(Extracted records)
★ ★ ★ ★ ★
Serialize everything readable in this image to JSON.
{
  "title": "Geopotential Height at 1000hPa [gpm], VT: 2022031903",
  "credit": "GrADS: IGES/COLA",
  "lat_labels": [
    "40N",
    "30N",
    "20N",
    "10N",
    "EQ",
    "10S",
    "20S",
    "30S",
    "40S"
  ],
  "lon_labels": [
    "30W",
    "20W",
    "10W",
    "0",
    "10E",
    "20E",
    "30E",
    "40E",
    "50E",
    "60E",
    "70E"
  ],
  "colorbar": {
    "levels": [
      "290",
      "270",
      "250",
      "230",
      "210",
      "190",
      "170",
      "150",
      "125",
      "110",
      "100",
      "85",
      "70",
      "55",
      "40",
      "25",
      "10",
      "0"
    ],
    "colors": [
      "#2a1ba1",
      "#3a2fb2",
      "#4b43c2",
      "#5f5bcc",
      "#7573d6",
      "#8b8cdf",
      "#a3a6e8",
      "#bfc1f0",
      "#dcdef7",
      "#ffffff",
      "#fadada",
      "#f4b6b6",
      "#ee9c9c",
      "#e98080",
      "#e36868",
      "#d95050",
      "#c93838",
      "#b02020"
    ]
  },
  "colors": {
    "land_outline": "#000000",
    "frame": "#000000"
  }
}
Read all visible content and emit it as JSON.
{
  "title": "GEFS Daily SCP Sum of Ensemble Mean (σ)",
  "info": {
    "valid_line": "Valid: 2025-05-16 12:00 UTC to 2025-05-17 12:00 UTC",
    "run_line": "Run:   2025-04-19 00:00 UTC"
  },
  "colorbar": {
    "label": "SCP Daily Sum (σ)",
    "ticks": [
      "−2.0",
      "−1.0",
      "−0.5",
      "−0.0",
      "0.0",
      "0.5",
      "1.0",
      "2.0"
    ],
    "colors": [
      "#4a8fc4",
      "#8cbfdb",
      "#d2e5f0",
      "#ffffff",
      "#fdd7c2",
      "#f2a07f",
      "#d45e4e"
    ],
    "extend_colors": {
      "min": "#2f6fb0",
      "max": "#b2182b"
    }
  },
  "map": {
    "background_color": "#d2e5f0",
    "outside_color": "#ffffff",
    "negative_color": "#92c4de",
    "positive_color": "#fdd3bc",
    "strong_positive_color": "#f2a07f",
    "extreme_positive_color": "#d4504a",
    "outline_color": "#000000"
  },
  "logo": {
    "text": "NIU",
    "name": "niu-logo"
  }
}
★ ★ ★ ★ ★
Copy out the material word for word and line for line.

Serialize everything readable in this image to JSON.
{
  "title": "Geopotential Height at 1000hPa [gpm], VT: 2022031903",
  "credit": "GrADS: IGES/COLA",
  "lat_labels": [
    "40N",
    "30N",
    "20N",
    "10N",
    "EQ",
    "10S",
    "20S",
    "30S",
    "40S"
  ],
  "lon_labels": [
    "30W",
    "20W",
    "10W",
    "0",
    "10E",
    "20E",
    "30E",
    "40E",
    "50E",
    "60E",
    "70E"
  ],
  "colorbar": {
    "levels": [
      "290",
      "270",
      "250",
      "230",
      "210",
      "190",
      "170",
      "150",
      "125",
      "110",
      "100",
      "85",
      "70",
      "55",
      "40",
      "25",
      "10",
      "0"
    ],
    "colors": [
      "#2a1ba1",
      "#3a2fb2",
      "#4b43c2",
      "#5f5bcc",
      "#7573d6",
      "#8b8cdf",
      "#a3a6e8",
      "#bfc1f0",
      "#dcdef7",
      "#ffffff",
      "#fadada",
      "#f4b6b6",
      "#ee9c9c",
      "#e98080",
      "#e36868",
      "#d95050",
      "#c93838",
      "#b02020"
    ]
  },
  "colors": {
    "land_outline": "#000000",
    "frame": "#000000"
  }
}
Read all visible content and emit it as JSON.
{
  "title": "GEFS Daily SCP Sum of Ensemble Mean (σ)",
  "info": {
    "valid_line": "Valid: 2025-05-16 12:00 UTC to 2025-05-17 12:00 UTC",
    "run_line": "Run:   2025-04-19 00:00 UTC"
  },
  "colorbar": {
    "label": "SCP Daily Sum (σ)",
    "ticks": [
      "−2.0",
      "−1.0",
      "−0.5",
      "−0.0",
      "0.0",
      "0.5",
      "1.0",
      "2.0"
    ],
    "colors": [
      "#4a8fc4",
      "#8cbfdb",
      "#d2e5f0",
      "#ffffff",
      "#fdd7c2",
      "#f2a07f",
      "#d45e4e"
    ],
    "extend_colors": {
      "min": "#2f6fb0",
      "max": "#b2182b"
    }
  },
  "map": {
    "background_color": "#d2e5f0",
    "outside_color": "#ffffff",
    "negative_color": "#92c4de",
    "positive_color": "#fdd3bc",
    "strong_positive_color": "#f2a07f",
    "extreme_positive_color": "#d4504a",
    "outline_color": "#000000"
  },
  "logo": {
    "text": "NIU",
    "name": "niu-logo"
  }
}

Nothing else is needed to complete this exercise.